WORK TO DO:
Can you write out all the lines word for word, with no pictures?

○ ○ ○ ○ ○ ○ ○

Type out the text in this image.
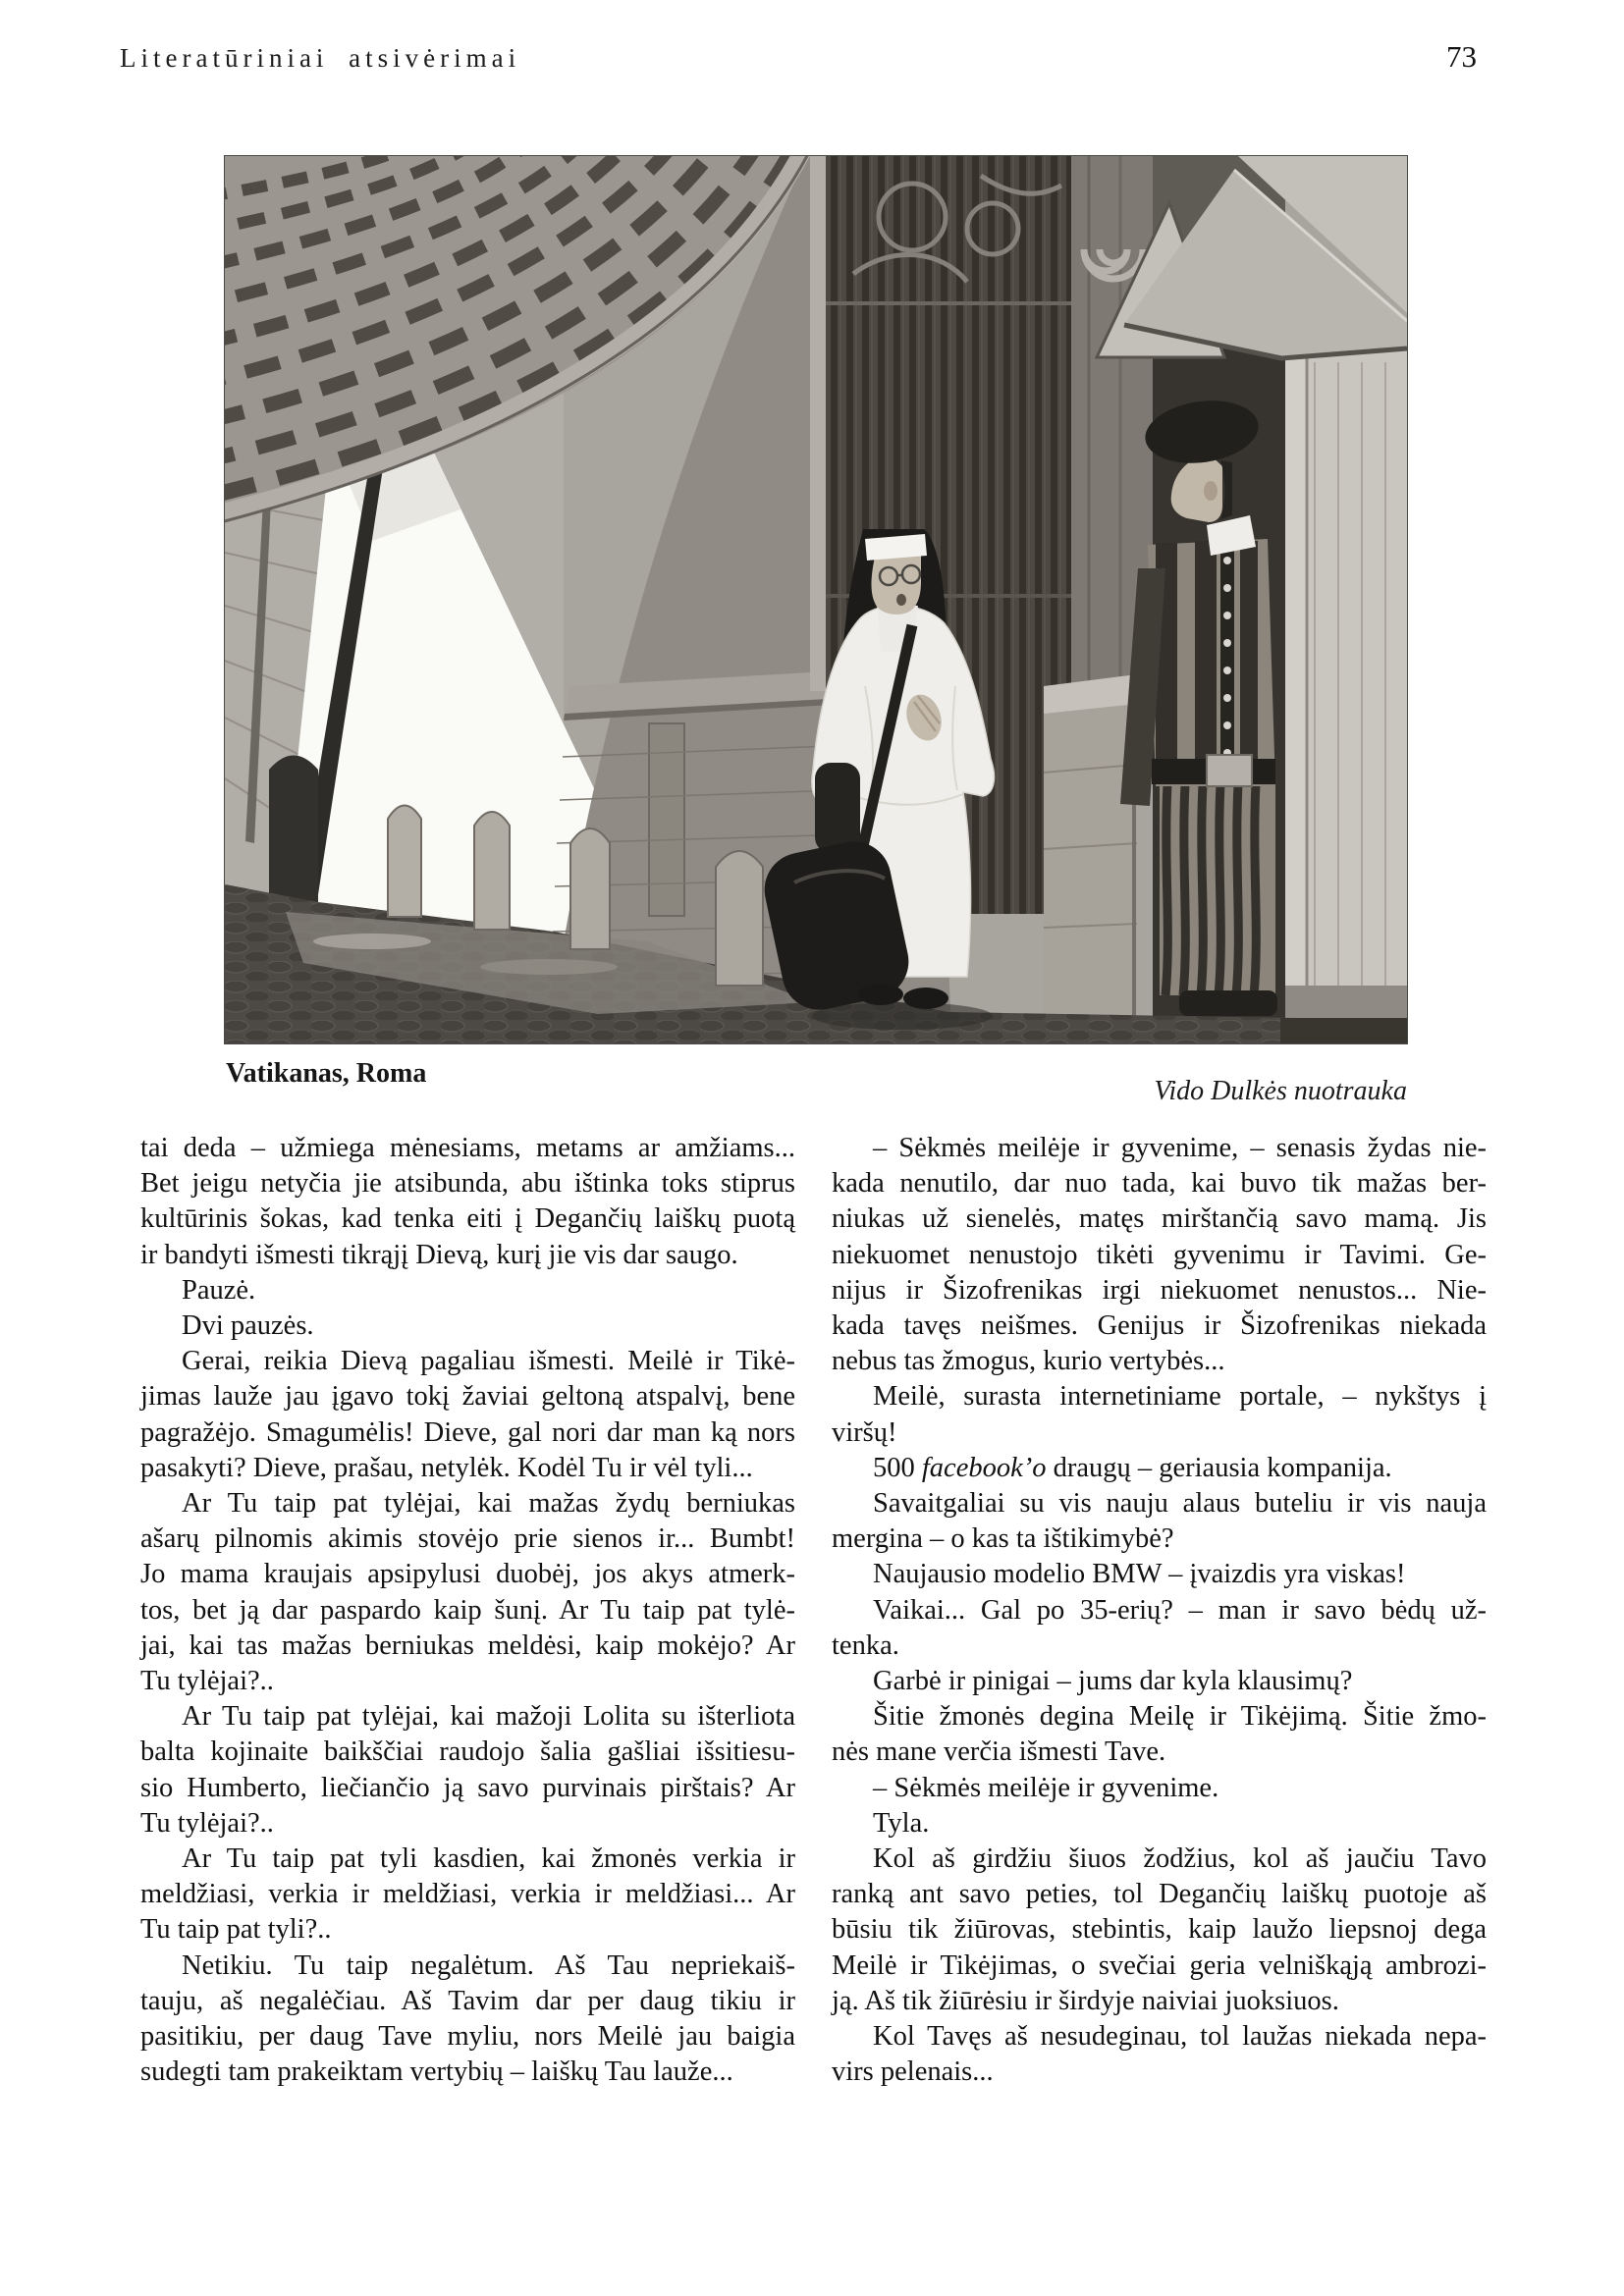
Literatūriniai atsivėrimai	73
Vatikanas, Roma
Vido Dulkės nuotrauka
tai deda – užmiega mėnesiams, metams ar amžiams...
Bet jeigu netyčia jie atsibunda, abu ištinka toks stiprus
kultūrinis šokas, kad tenka eiti į Degančių laiškų puotą
ir bandyti išmesti tikrąjį Dievą, kurį jie vis dar saugo.
Pauzė.
Dvi pauzės.
Gerai, reikia Dievą pagaliau išmesti. Meilė ir Tikė-
jimas lauže jau įgavo tokį žaviai geltoną atspalvį, bene
pagražėjo. Smagumėlis! Dieve, gal nori dar man ką nors
pasakyti? Dieve, prašau, netylėk. Kodėl Tu ir vėl tyli...
Ar Tu taip pat tylėjai, kai mažas žydų berniukas
ašarų pilnomis akimis stovėjo prie sienos ir... Bumbt!
Jo mama kraujais apsipylusi duobėj, jos akys atmerk-
tos, bet ją dar paspardo kaip šunį. Ar Tu taip pat tylė-
jai, kai tas mažas berniukas meldėsi, kaip mokėjo? Ar
Tu tylėjai?..
Ar Tu taip pat tylėjai, kai mažoji Lolita su išterliota
balta kojinaite baikščiai raudojo šalia gašliai išsitiesu-
sio Humberto, liečiančio ją savo purvinais pirštais? Ar
Tu tylėjai?..
Ar Tu taip pat tyli kasdien, kai žmonės verkia ir
meldžiasi, verkia ir meldžiasi, verkia ir meldžiasi... Ar
Tu taip pat tyli?..
Netikiu. Tu taip negalėtum. Aš Tau nepriekaiš-
tauju, aš negalėčiau. Aš Tavim dar per daug tikiu ir
pasitikiu, per daug Tave myliu, nors Meilė jau baigia
sudegti tam prakeiktam vertybių – laiškų Tau lauže...
– Sėkmės meilėje ir gyvenime, – senasis žydas nie-
kada nenutilo, dar nuo tada, kai buvo tik mažas ber-
niukas už sienelės, matęs mirštančią savo mamą. Jis
niekuomet nenustojo tikėti gyvenimu ir Tavimi. Ge-
nijus ir Šizofrenikas irgi niekuomet nenustos... Nie-
kada tavęs neišmes. Genijus ir Šizofrenikas niekada
nebus tas žmogus, kurio vertybės...
Meilė, surasta internetiniame portale, – nykštys į
viršų!
500 facebook’o draugų – geriausia kompanija.
Savaitgaliai su vis nauju alaus buteliu ir vis nauja
mergina – o kas ta ištikimybė?
Naujausio modelio BMW – įvaizdis yra viskas!
Vaikai... Gal po 35-erių? – man ir savo bėdų už-
tenka.
Garbė ir pinigai – jums dar kyla klausimų?
Šitie žmonės degina Meilę ir Tikėjimą. Šitie žmo-
nės mane verčia išmesti Tave.
– Sėkmės meilėje ir gyvenime.
Tyla.
Kol aš girdžiu šiuos žodžius, kol aš jaučiu Tavo
ranką ant savo peties, tol Degančių laiškų puotoje aš
būsiu tik žiūrovas, stebintis, kaip laužo liepsnoj dega
Meilė ir Tikėjimas, o svečiai geria velniškąją ambrozi-
ją. Aš tik žiūrėsiu ir širdyje naiviai juoksiuos.
Kol Tavęs aš nesudeginau, tol laužas niekada nepa-
virs pelenais...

○ ○ ○ ○ ○ ○ ○

WRITTEN SOLUTION:
Type out the text in this image.
Literatūriniai atsivėrimai	73
Vatikanas, Roma
Vido Dulkės nuotrauka
tai deda – užmiega mėnesiams, metams ar amžiams...
Bet jeigu netyčia jie atsibunda, abu ištinka toks stiprus
kultūrinis šokas, kad tenka eiti į Degančių laiškų puotą
ir bandyti išmesti tikrąjį Dievą, kurį jie vis dar saugo.
Pauzė.
Dvi pauzės.
Gerai, reikia Dievą pagaliau išmesti. Meilė ir Tikė-
jimas lauže jau įgavo tokį žaviai geltoną atspalvį, bene
pagražėjo. Smagumėlis! Dieve, gal nori dar man ką nors
pasakyti? Dieve, prašau, netylėk. Kodėl Tu ir vėl tyli...
Ar Tu taip pat tylėjai, kai mažas žydų berniukas
ašarų pilnomis akimis stovėjo prie sienos ir... Bumbt!
Jo mama kraujais apsipylusi duobėj, jos akys atmerk-
tos, bet ją dar paspardo kaip šunį. Ar Tu taip pat tylė-
jai, kai tas mažas berniukas meldėsi, kaip mokėjo? Ar
Tu tylėjai?..
Ar Tu taip pat tylėjai, kai mažoji Lolita su išterliota
balta kojinaite baikščiai raudojo šalia gašliai išsitiesu-
sio Humberto, liečiančio ją savo purvinais pirštais? Ar
Tu tylėjai?..
Ar Tu taip pat tyli kasdien, kai žmonės verkia ir
meldžiasi, verkia ir meldžiasi, verkia ir meldžiasi... Ar
Tu taip pat tyli?..
Netikiu. Tu taip negalėtum. Aš Tau nepriekaiš-
tauju, aš negalėčiau. Aš Tavim dar per daug tikiu ir
pasitikiu, per daug Tave myliu, nors Meilė jau baigia
sudegti tam prakeiktam vertybių – laiškų Tau lauže...
– Sėkmės meilėje ir gyvenime, – senasis žydas nie-
kada nenutilo, dar nuo tada, kai buvo tik mažas ber-
niukas už sienelės, matęs mirštančią savo mamą. Jis
niekuomet nenustojo tikėti gyvenimu ir Tavimi. Ge-
nijus ir Šizofrenikas irgi niekuomet nenustos... Nie-
kada tavęs neišmes. Genijus ir Šizofrenikas niekada
nebus tas žmogus, kurio vertybės...
Meilė, surasta internetiniame portale, – nykštys į
viršų!
500 facebook’o draugų – geriausia kompanija.
Savaitgaliai su vis nauju alaus buteliu ir vis nauja
mergina – o kas ta ištikimybė?
Naujausio modelio BMW – įvaizdis yra viskas!
Vaikai... Gal po 35-erių? – man ir savo bėdų už-
tenka.
Garbė ir pinigai – jums dar kyla klausimų?
Šitie žmonės degina Meilę ir Tikėjimą. Šitie žmo-
nės mane verčia išmesti Tave.
– Sėkmės meilėje ir gyvenime.
Tyla.
Kol aš girdžiu šiuos žodžius, kol aš jaučiu Tavo
ranką ant savo peties, tol Degančių laiškų puotoje aš
būsiu tik žiūrovas, stebintis, kaip laužo liepsnoj dega
Meilė ir Tikėjimas, o svečiai geria velniškąją ambrozi-
ją. Aš tik žiūrėsiu ir širdyje naiviai juoksiuos.
Kol Tavęs aš nesudeginau, tol laužas niekada nepa-
virs pelenais...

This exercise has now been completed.